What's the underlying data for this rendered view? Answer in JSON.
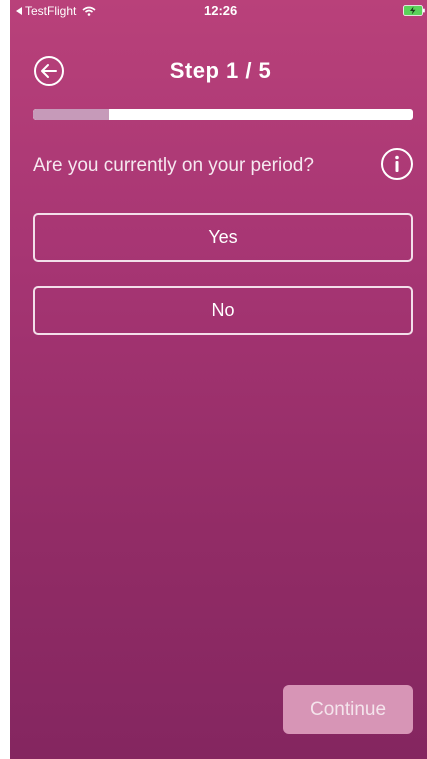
{
  "status_bar": {
    "back_app": "TestFlight",
    "time": "12:26"
  },
  "header": {
    "title": "Step 1 / 5"
  },
  "progress": {
    "fraction": 0.2
  },
  "question": {
    "text": "Are you currently on your period?"
  },
  "options": [
    {
      "label": "Yes"
    },
    {
      "label": "No"
    }
  ],
  "footer": {
    "continue_label": "Continue"
  },
  "colors": {
    "background_top": "#b9417a",
    "background_bottom": "#842660",
    "progress_fill": "#c69ab9",
    "continue_bg": "#d795b6",
    "battery": "#5ad35a"
  }
}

[GIVEN REQUEST]:
Please set down each line of the data above exactly as written, without the pictures.

[SOLUTION BELOW]:
What's the underlying data for this rendered view? Answer in JSON.
{
  "status_bar": {
    "back_app": "TestFlight",
    "time": "12:26"
  },
  "header": {
    "title": "Step 1 / 5"
  },
  "progress": {
    "fraction": 0.2
  },
  "question": {
    "text": "Are you currently on your period?"
  },
  "options": [
    {
      "label": "Yes"
    },
    {
      "label": "No"
    }
  ],
  "footer": {
    "continue_label": "Continue"
  },
  "colors": {
    "background_top": "#b9417a",
    "background_bottom": "#842660",
    "progress_fill": "#c69ab9",
    "continue_bg": "#d795b6",
    "battery": "#5ad35a"
  }
}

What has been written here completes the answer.